- The request:
Each line below should be retyped exactly, with no pictures.

- Material supplied:

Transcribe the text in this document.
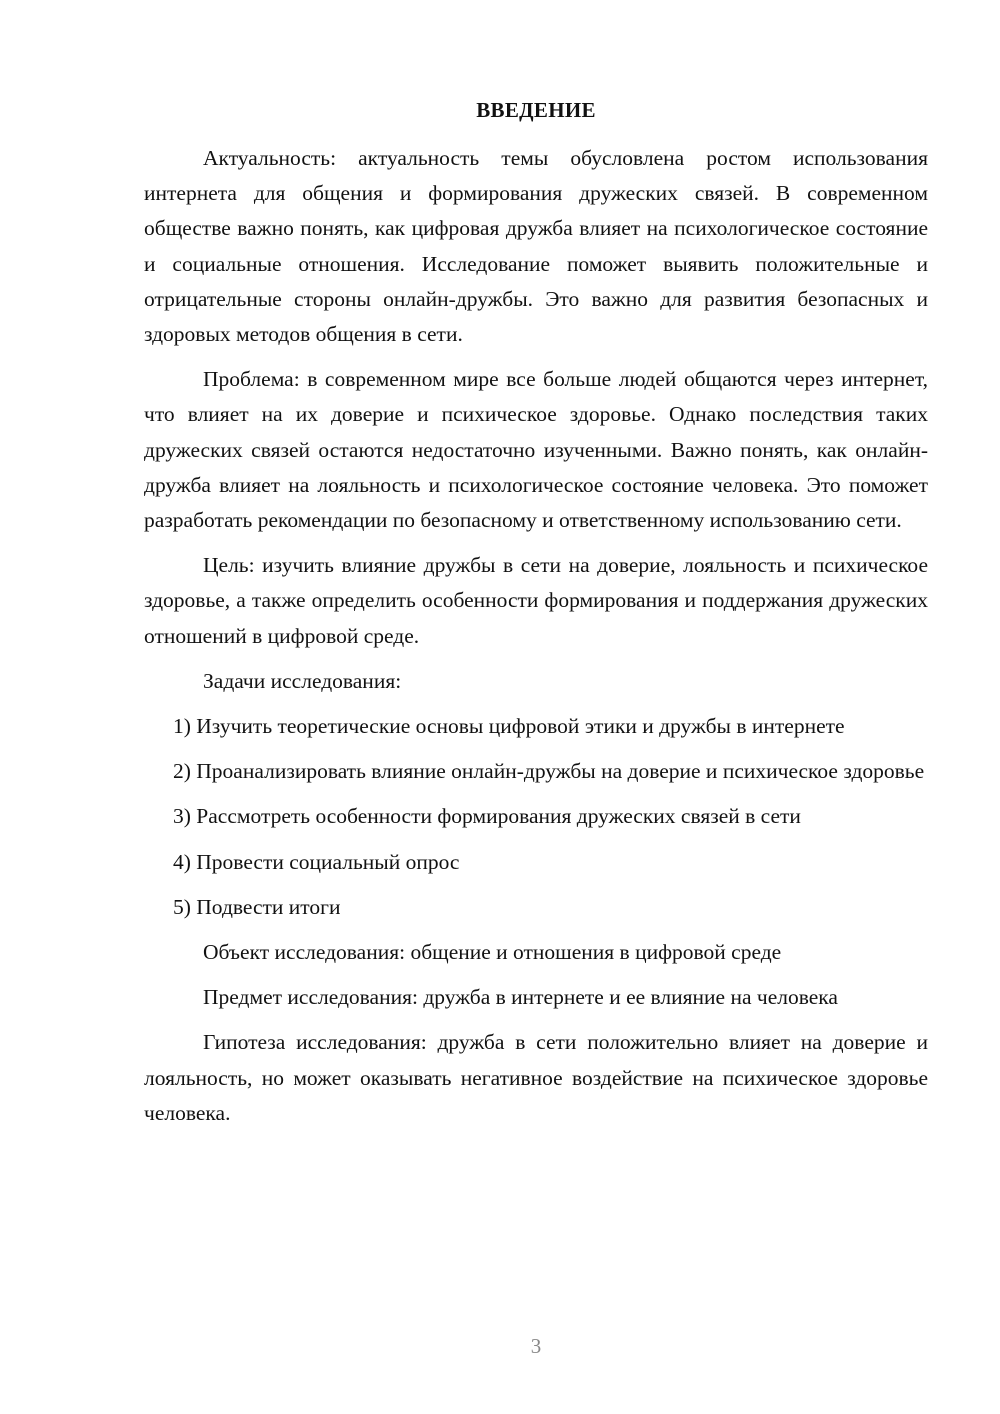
ВВЕДЕНИЕ

Актуальность: актуальность темы обусловлена ростом использования интернета для общения и формирования дружеских связей. В современном обществе важно понять, как цифровая дружба влияет на психологическое состояние и социальные отношения. Исследование поможет выявить положительные и отрицательные стороны онлайн-дружбы. Это важно для развития безопасных и здоровых методов общения в сети.

Проблема: в современном мире все больше людей общаются через интернет, что влияет на их доверие и психическое здоровье. Однако последствия таких дружеских связей остаются недостаточно изученными. Важно понять, как онлайн-дружба влияет на лояльность и психологическое состояние человека. Это поможет разработать рекомендации по безопасному и ответственному использованию сети.

Цель: изучить влияние дружбы в сети на доверие, лояльность и психическое здоровье, а также определить особенности формирования и поддержания дружеских отношений в цифровой среде.

Задачи исследования:

1) Изучить теоретические основы цифровой этики и дружбы в интернете

2) Проанализировать влияние онлайн-дружбы на доверие и психическое здоровье

3) Рассмотреть особенности формирования дружеских связей в сети

4) Провести социальный опрос

5) Подвести итоги

Объект исследования: общение и отношения в цифровой среде

Предмет исследования: дружба в интернете и ее влияние на человека

Гипотеза исследования: дружба в сети положительно влияет на доверие и лояльность, но может оказывать негативное воздействие на психическое здоровье человека.

3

- Correct response:
Transcribe the text in this document.
ВВЕДЕНИЕ

Актуальность: актуальность темы обусловлена ростом использования интернета для общения и формирования дружеских связей. В современном обществе важно понять, как цифровая дружба влияет на психологическое состояние и социальные отношения. Исследование поможет выявить положительные и отрицательные стороны онлайн-дружбы. Это важно для развития безопасных и здоровых методов общения в сети.

Проблема: в современном мире все больше людей общаются через интернет, что влияет на их доверие и психическое здоровье. Однако последствия таких дружеских связей остаются недостаточно изученными. Важно понять, как онлайн-дружба влияет на лояльность и психологическое состояние человека. Это поможет разработать рекомендации по безопасному и ответственному использованию сети.

Цель: изучить влияние дружбы в сети на доверие, лояльность и психическое здоровье, а также определить особенности формирования и поддержания дружеских отношений в цифровой среде.

Задачи исследования:

1) Изучить теоретические основы цифровой этики и дружбы в интернете

2) Проанализировать влияние онлайн-дружбы на доверие и психическое здоровье

3) Рассмотреть особенности формирования дружеских связей в сети

4) Провести социальный опрос

5) Подвести итоги

Объект исследования: общение и отношения в цифровой среде

Предмет исследования: дружба в интернете и ее влияние на человека

Гипотеза исследования: дружба в сети положительно влияет на доверие и лояльность, но может оказывать негативное воздействие на психическое здоровье человека.

3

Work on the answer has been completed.